Task
Copy every line of the data in which the word "PLATE" occurs.

Raw records
— begin —

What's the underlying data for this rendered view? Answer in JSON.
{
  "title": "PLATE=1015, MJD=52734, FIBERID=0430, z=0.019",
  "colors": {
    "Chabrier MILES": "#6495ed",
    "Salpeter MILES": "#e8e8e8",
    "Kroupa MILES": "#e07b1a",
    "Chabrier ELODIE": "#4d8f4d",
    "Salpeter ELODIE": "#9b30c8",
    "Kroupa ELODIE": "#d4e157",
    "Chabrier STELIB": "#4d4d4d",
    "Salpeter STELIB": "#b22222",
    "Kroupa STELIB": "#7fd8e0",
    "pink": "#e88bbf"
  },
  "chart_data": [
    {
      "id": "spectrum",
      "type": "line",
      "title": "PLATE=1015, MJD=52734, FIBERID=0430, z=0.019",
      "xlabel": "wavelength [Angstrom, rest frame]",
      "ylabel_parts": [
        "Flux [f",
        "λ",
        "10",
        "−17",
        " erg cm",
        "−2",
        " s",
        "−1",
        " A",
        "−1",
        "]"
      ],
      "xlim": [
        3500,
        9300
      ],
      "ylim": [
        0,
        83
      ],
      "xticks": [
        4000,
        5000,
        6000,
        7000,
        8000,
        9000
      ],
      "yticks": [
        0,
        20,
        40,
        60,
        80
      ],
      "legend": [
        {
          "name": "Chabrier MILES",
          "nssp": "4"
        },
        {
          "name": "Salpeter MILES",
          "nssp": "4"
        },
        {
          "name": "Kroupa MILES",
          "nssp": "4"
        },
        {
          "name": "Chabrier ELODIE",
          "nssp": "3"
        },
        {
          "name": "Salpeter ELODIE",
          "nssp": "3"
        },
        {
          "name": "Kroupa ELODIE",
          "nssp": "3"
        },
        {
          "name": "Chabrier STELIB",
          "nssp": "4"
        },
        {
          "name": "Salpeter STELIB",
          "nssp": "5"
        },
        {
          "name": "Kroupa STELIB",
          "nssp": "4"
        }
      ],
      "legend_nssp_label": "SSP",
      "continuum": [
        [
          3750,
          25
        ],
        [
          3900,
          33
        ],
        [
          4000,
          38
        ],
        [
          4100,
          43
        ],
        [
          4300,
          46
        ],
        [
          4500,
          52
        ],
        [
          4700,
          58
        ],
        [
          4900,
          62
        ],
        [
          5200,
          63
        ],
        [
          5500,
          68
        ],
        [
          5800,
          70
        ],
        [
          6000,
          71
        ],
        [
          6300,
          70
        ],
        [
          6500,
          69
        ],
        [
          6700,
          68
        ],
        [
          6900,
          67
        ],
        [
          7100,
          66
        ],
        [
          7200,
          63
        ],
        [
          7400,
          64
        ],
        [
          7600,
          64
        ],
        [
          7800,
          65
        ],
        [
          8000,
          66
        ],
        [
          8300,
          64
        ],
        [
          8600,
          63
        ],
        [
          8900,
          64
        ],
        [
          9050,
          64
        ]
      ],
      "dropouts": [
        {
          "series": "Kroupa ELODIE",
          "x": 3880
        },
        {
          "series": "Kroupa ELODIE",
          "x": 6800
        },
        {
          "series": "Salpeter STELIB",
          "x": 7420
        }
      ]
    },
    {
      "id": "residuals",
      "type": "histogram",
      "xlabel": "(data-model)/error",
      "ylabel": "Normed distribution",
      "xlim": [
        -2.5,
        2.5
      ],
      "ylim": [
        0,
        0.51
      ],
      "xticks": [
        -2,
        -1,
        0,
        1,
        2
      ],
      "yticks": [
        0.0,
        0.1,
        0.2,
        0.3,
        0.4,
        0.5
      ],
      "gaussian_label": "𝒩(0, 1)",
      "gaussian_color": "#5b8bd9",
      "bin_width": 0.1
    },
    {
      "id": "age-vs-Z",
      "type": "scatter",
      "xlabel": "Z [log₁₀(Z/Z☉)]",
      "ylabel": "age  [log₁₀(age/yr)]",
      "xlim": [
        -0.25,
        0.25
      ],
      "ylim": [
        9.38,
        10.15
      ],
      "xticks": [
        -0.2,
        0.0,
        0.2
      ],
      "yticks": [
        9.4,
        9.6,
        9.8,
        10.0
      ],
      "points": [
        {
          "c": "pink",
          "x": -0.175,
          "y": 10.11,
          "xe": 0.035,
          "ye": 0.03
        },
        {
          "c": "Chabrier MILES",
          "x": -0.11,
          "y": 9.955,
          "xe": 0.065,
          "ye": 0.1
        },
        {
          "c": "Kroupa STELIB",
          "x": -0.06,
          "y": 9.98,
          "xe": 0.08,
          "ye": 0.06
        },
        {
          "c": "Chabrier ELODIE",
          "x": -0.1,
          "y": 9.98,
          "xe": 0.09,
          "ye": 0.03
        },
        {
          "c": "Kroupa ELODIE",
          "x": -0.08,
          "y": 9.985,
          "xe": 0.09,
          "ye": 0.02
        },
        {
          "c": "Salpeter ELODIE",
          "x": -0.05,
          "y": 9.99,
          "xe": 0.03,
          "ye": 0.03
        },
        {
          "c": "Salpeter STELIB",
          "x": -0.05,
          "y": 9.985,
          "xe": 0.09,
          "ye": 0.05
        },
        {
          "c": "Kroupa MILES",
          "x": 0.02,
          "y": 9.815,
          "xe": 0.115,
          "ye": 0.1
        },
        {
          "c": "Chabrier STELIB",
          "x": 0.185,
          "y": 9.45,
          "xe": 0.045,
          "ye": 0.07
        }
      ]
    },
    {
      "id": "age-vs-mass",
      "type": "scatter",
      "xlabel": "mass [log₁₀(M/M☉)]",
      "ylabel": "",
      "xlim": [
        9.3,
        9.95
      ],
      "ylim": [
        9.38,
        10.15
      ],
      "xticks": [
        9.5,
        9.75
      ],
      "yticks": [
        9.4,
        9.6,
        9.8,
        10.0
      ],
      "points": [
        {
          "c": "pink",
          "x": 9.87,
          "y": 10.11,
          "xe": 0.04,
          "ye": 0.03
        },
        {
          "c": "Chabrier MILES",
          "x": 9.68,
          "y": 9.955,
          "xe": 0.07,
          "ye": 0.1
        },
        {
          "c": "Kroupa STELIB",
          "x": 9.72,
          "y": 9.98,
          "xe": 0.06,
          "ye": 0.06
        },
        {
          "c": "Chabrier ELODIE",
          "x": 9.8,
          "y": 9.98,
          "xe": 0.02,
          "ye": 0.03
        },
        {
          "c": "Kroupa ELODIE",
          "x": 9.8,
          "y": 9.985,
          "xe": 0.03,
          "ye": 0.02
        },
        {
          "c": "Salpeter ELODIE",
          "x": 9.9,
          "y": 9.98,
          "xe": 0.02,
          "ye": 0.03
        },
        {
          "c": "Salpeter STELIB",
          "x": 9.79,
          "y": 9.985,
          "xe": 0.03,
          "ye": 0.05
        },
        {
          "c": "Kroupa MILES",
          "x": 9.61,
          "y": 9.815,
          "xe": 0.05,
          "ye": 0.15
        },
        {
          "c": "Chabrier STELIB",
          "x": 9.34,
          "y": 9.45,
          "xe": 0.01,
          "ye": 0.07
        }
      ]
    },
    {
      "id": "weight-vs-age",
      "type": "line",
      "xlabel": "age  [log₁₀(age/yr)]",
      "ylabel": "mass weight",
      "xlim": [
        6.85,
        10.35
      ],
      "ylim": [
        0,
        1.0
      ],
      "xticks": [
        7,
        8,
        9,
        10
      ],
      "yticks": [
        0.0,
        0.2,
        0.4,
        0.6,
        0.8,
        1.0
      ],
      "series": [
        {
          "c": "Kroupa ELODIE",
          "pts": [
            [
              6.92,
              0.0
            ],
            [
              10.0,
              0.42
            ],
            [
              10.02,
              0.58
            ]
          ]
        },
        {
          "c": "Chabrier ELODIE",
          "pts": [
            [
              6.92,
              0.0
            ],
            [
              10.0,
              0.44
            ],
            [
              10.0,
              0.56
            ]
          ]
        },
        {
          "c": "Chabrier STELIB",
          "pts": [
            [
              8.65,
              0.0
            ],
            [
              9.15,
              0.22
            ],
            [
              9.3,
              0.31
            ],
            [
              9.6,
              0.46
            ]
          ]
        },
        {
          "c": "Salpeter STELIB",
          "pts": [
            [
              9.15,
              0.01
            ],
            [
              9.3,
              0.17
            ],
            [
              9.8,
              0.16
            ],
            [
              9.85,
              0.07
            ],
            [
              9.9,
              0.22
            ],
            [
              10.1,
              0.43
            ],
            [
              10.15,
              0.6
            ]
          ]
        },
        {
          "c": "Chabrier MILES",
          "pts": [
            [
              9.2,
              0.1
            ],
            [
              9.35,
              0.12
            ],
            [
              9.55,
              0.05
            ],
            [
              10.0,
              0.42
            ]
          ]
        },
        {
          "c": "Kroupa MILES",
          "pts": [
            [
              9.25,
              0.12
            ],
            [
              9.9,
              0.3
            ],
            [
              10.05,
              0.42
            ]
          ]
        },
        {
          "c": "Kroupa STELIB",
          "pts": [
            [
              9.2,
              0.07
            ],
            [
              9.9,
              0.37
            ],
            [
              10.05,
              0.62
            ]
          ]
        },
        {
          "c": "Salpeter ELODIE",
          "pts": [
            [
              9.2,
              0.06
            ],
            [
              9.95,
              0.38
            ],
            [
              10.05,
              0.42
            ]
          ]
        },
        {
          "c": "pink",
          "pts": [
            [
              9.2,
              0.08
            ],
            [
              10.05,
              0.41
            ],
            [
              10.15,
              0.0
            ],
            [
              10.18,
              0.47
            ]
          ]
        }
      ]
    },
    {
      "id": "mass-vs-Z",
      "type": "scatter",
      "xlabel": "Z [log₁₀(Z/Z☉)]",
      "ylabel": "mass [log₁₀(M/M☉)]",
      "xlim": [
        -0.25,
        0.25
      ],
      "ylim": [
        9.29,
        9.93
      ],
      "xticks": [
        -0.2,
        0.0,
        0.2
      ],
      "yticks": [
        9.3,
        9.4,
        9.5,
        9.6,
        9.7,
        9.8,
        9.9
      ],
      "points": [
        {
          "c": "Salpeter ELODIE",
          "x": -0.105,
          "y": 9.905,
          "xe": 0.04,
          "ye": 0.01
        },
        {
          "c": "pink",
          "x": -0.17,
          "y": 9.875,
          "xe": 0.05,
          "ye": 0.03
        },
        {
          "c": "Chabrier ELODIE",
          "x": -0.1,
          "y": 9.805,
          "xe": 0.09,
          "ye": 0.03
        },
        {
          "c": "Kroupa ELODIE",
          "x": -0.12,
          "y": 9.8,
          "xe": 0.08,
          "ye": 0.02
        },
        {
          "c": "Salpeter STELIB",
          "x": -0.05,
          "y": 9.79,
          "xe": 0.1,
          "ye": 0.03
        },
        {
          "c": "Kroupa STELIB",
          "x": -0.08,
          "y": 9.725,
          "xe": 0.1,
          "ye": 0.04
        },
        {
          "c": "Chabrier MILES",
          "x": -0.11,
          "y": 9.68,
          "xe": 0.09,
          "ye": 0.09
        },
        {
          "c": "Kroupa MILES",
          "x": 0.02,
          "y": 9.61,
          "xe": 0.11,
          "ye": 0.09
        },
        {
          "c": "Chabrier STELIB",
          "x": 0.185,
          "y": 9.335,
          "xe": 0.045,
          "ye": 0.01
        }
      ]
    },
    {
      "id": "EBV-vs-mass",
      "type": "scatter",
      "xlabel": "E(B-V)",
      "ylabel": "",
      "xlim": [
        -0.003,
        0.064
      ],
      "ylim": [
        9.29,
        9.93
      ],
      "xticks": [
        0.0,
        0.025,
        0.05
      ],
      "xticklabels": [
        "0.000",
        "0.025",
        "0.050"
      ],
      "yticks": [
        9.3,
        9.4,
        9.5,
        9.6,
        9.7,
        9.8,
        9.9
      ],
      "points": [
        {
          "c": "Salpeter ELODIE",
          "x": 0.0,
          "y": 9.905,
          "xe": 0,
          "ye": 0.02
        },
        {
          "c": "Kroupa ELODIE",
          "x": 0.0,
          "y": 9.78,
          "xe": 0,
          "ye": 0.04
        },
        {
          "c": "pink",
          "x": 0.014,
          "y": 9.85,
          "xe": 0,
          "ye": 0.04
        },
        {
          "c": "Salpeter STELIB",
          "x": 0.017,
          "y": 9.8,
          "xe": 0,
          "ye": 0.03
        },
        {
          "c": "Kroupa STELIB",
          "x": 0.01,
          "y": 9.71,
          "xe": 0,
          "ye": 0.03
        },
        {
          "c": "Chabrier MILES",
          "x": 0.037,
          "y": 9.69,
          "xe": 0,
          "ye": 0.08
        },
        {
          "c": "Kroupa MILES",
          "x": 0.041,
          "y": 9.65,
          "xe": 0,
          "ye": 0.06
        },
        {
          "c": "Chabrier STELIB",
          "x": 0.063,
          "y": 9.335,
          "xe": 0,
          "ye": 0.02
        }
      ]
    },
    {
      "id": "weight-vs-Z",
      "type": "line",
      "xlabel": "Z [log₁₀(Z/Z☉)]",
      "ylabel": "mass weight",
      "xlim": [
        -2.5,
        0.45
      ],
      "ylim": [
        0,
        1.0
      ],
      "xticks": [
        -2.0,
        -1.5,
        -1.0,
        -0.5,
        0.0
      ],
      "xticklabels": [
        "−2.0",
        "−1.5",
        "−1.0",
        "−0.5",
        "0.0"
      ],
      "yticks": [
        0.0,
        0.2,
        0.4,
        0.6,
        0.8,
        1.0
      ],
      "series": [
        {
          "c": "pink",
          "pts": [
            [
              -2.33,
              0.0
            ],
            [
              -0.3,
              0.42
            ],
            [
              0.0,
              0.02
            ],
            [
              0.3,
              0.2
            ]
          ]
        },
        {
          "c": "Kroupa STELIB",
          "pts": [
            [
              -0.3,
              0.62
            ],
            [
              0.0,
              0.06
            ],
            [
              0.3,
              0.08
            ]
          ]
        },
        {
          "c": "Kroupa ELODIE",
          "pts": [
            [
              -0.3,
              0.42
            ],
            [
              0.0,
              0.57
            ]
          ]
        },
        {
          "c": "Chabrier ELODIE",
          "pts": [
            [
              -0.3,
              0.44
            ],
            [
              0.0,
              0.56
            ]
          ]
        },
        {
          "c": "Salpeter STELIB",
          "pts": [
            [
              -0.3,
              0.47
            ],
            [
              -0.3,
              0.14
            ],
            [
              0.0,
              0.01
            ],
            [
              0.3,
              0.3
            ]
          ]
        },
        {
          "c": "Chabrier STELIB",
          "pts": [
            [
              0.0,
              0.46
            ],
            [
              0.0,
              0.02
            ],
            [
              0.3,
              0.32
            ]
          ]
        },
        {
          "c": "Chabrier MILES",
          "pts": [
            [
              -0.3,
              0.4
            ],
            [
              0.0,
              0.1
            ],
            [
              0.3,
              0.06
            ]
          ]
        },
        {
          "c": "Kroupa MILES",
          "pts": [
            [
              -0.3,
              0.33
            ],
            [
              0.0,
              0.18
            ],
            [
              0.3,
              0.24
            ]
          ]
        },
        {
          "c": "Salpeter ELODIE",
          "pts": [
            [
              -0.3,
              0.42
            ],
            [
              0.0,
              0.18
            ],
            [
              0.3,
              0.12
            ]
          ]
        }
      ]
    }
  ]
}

— end —

The solution
  "title": "PLATE=1015, MJD=52734, FIBERID=0430, z=0.019",
      "title": "PLATE=1015, MJD=52734, FIBERID=0430, z=0.019",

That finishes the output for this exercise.